◆ **The problem**
Below, find the part that opens with the line containing "I need the location" and closes with the line containing "y-tick-label: East Midlands", and write out those lines exactly as they appear, with both end lines included. Don't include the pictures.

◆ **Provided information**
"""

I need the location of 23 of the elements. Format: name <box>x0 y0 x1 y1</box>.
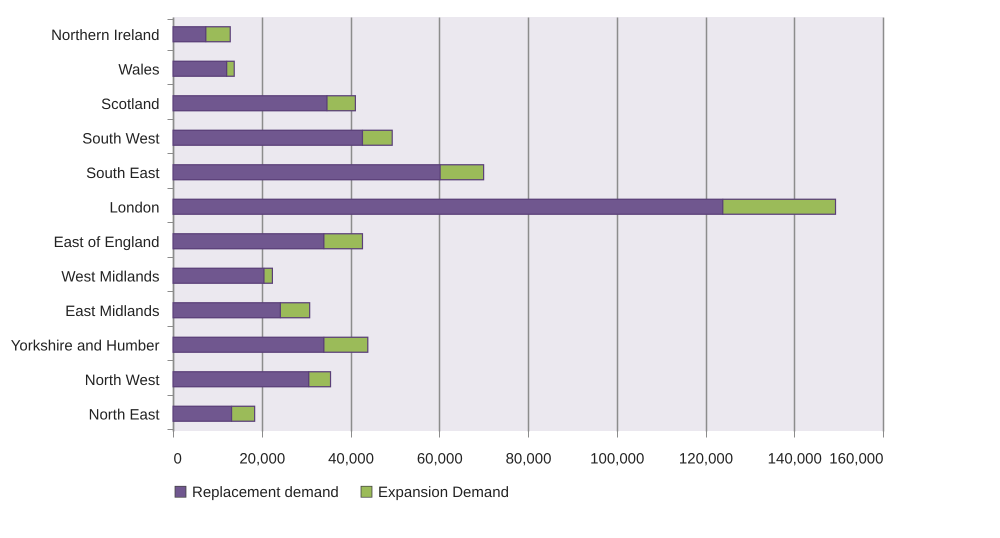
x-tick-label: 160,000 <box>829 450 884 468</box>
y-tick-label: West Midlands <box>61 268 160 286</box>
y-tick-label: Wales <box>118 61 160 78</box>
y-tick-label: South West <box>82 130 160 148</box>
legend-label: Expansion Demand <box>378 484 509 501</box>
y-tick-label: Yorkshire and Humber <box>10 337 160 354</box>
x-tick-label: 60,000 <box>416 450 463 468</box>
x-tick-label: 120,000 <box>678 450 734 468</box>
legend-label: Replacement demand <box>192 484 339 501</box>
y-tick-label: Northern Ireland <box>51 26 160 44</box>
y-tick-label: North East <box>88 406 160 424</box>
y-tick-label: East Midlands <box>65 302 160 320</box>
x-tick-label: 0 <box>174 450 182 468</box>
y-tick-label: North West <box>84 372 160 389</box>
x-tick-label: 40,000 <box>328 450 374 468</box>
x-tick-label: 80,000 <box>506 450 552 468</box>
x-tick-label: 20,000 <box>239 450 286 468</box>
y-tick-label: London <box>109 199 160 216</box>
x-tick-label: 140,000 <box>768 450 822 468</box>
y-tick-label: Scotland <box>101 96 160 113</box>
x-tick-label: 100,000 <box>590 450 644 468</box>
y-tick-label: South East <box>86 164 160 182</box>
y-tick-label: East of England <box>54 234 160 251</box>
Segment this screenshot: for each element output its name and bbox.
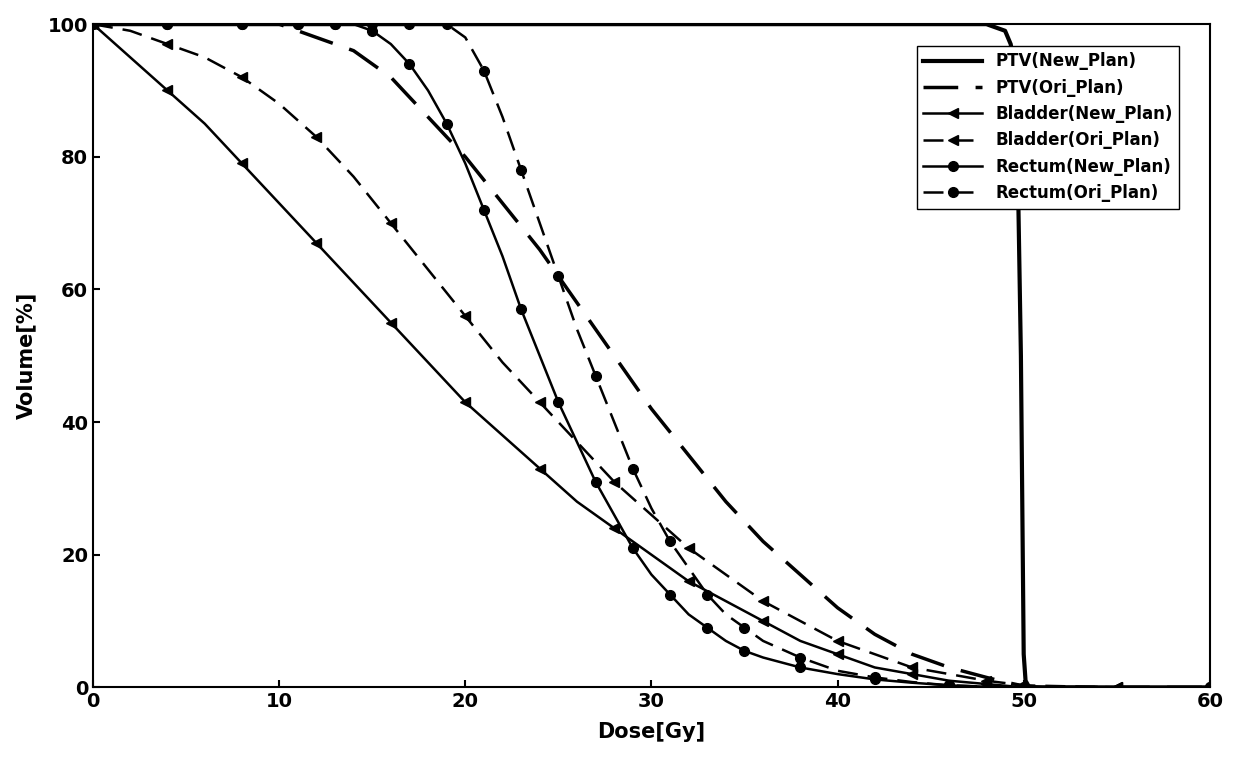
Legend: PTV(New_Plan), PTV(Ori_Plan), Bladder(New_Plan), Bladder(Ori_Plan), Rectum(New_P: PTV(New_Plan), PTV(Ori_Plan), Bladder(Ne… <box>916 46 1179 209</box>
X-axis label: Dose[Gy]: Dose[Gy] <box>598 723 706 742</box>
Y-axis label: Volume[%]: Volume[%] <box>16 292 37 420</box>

"""
"""

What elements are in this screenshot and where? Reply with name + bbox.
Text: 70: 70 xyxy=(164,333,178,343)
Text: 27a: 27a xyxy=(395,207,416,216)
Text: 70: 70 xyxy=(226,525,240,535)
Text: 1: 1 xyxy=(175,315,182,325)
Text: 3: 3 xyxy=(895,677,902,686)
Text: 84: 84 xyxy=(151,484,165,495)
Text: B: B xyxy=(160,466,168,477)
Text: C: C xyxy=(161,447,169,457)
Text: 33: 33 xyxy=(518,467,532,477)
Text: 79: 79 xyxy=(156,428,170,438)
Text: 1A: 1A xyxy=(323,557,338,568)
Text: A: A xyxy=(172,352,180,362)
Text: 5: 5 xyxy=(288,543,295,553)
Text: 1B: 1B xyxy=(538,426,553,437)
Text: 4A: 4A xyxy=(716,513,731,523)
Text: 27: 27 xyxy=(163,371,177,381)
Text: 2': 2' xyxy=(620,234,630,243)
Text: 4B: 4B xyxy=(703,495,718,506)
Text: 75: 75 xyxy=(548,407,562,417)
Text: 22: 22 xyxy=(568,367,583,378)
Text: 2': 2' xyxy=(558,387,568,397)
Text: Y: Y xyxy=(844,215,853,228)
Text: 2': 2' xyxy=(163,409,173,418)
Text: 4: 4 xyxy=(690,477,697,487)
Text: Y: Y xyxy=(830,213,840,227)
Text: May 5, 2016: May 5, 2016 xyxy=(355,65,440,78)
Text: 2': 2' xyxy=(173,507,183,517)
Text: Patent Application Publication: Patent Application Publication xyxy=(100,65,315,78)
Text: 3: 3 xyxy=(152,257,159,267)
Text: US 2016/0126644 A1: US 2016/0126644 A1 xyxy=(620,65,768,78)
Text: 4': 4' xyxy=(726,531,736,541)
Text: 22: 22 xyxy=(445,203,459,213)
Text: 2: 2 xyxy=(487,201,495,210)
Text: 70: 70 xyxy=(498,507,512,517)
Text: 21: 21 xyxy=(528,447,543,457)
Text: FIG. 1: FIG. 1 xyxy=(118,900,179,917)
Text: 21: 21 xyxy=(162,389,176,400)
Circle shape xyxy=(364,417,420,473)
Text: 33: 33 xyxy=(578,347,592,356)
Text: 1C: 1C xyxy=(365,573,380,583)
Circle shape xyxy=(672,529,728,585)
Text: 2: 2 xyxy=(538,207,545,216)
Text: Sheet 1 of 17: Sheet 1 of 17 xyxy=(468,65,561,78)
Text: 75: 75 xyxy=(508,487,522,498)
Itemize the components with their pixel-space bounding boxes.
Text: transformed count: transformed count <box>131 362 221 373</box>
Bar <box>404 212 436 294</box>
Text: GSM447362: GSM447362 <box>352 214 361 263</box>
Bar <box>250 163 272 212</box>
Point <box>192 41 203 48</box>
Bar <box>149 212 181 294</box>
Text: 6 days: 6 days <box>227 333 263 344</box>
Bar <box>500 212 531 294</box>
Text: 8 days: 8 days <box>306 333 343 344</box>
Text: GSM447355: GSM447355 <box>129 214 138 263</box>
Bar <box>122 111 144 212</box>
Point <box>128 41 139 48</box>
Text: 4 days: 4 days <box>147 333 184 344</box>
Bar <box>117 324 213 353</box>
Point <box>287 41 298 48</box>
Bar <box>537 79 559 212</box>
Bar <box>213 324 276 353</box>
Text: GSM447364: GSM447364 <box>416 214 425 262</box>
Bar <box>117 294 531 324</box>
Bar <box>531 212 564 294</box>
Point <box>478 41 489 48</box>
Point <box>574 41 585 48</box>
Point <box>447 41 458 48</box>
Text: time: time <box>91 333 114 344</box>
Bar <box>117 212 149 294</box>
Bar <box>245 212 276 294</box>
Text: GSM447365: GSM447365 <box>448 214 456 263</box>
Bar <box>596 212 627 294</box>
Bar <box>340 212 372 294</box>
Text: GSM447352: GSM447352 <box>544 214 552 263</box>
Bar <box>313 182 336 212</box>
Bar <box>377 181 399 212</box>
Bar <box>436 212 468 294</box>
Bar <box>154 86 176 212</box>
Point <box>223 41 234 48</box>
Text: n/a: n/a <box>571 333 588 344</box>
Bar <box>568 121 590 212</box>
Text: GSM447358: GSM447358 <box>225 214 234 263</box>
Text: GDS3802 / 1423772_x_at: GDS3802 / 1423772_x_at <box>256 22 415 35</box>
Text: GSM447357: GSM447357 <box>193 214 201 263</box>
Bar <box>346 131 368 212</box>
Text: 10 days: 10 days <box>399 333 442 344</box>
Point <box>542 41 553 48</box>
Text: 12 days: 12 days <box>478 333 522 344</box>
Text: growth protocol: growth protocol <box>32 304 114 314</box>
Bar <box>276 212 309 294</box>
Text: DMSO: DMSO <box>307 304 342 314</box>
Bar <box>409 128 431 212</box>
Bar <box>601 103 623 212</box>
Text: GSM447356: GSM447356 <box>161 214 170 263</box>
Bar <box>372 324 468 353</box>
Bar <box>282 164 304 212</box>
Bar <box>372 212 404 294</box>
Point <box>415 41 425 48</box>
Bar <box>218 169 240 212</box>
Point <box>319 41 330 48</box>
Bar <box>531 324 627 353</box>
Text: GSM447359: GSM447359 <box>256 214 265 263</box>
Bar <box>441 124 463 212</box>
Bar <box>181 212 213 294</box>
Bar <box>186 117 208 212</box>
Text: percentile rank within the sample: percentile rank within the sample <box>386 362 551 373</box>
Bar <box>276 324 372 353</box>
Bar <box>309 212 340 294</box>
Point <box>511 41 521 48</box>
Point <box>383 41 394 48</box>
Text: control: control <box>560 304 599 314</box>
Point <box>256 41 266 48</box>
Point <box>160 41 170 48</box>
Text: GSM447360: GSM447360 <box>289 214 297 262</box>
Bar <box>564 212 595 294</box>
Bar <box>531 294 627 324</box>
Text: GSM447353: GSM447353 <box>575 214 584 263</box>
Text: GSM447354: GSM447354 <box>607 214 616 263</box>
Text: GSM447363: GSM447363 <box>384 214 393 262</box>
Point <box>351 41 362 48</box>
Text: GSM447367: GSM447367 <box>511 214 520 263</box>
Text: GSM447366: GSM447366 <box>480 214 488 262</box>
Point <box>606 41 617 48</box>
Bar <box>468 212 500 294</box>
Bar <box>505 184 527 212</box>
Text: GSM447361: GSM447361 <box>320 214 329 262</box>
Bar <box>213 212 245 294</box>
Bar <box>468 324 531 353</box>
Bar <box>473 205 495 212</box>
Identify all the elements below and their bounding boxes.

"""
"""

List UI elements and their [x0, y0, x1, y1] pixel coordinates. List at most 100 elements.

"""

◆ **Result**
I need the location of 23 of the elements. Format: name <box>x0 y0 x1 y1</box>.
x-tick-label: 160,000 <box>829 450 884 468</box>
y-tick-label: West Midlands <box>61 268 160 286</box>
y-tick-label: Wales <box>118 61 160 78</box>
y-tick-label: South West <box>82 130 160 148</box>
legend-label: Expansion Demand <box>378 484 509 501</box>
y-tick-label: Yorkshire and Humber <box>10 337 160 354</box>
x-tick-label: 60,000 <box>416 450 463 468</box>
x-tick-label: 120,000 <box>678 450 734 468</box>
legend-label: Replacement demand <box>192 484 339 501</box>
y-tick-label: Northern Ireland <box>51 26 160 44</box>
y-tick-label: North East <box>88 406 160 424</box>
y-tick-label: East Midlands <box>65 302 160 320</box>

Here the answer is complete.